■ **MATERIAL TO PROCESS**
◆ ◆ ◆ ◆ ◆ ◆ ◆

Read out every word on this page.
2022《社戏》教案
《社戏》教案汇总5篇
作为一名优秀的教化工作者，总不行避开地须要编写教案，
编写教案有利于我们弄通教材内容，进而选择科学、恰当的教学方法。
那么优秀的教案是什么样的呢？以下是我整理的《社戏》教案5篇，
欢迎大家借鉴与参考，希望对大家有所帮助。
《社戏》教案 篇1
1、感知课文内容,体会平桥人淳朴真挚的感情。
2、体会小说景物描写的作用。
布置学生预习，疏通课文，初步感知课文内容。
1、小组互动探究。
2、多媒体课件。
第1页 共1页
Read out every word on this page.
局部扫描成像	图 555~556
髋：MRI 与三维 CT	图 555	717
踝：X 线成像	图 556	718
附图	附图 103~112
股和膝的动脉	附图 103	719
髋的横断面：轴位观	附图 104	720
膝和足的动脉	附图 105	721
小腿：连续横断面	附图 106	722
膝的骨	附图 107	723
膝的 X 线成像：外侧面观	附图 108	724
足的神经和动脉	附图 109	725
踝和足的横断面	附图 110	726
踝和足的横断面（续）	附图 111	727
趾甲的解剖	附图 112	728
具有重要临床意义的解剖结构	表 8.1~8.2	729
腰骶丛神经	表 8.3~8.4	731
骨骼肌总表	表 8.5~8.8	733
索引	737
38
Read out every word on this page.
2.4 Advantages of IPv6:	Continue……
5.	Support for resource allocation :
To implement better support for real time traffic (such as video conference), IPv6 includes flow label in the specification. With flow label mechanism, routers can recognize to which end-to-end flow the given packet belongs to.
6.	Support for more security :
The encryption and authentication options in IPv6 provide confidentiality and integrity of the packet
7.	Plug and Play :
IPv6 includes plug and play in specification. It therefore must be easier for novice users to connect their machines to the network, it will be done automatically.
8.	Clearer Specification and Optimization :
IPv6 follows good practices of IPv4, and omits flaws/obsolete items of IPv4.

◆ ◆ ◆ ◆ ◆ ◆ ◆

■ **EXERCISE AIM**
Your task is to transcribe the listing above in full, exactly as given.

■ **TASK RESPONSE**
Read out every word on this page.
2022《社戏》教案
《社戏》教案汇总5篇
作为一名优秀的教化工作者，总不行避开地须要编写教案，
编写教案有利于我们弄通教材内容，进而选择科学、恰当的教学方法。
那么优秀的教案是什么样的呢？以下是我整理的《社戏》教案5篇，
欢迎大家借鉴与参考，希望对大家有所帮助。
《社戏》教案 篇1
1、感知课文内容,体会平桥人淳朴真挚的感情。
2、体会小说景物描写的作用。
布置学生预习，疏通课文，初步感知课文内容。
1、小组互动探究。
2、多媒体课件。
第1页 共1页
Read out every word on this page.
局部扫描成像	图 555~556
髋：MRI 与三维 CT	图 555	717
踝：X 线成像	图 556	718
附图	附图 103~112
股和膝的动脉	附图 103	719
髋的横断面：轴位观	附图 104	720
膝和足的动脉	附图 105	721
小腿：连续横断面	附图 106	722
膝的骨	附图 107	723
膝的 X 线成像：外侧面观	附图 108	724
足的神经和动脉	附图 109	725
踝和足的横断面	附图 110	726
踝和足的横断面（续）	附图 111	727
趾甲的解剖	附图 112	728
具有重要临床意义的解剖结构	表 8.1~8.2	729
腰骶丛神经	表 8.3~8.4	731
骨骼肌总表	表 8.5~8.8	733
索引	737
38
Read out every word on this page.
2.4 Advantages of IPv6:	Continue……
5.	Support for resource allocation :
To implement better support for real time traffic (such as video conference), IPv6 includes flow label in the specification. With flow label mechanism, routers can recognize to which end-to-end flow the given packet belongs to.
6.	Support for more security :
The encryption and authentication options in IPv6 provide confidentiality and integrity of the packet
7.	Plug and Play :
IPv6 includes plug and play in specification. It therefore must be easier for novice users to connect their machines to the network, it will be done automatically.
8.	Clearer Specification and Optimization :
IPv6 follows good practices of IPv4, and omits flaws/obsolete items of IPv4.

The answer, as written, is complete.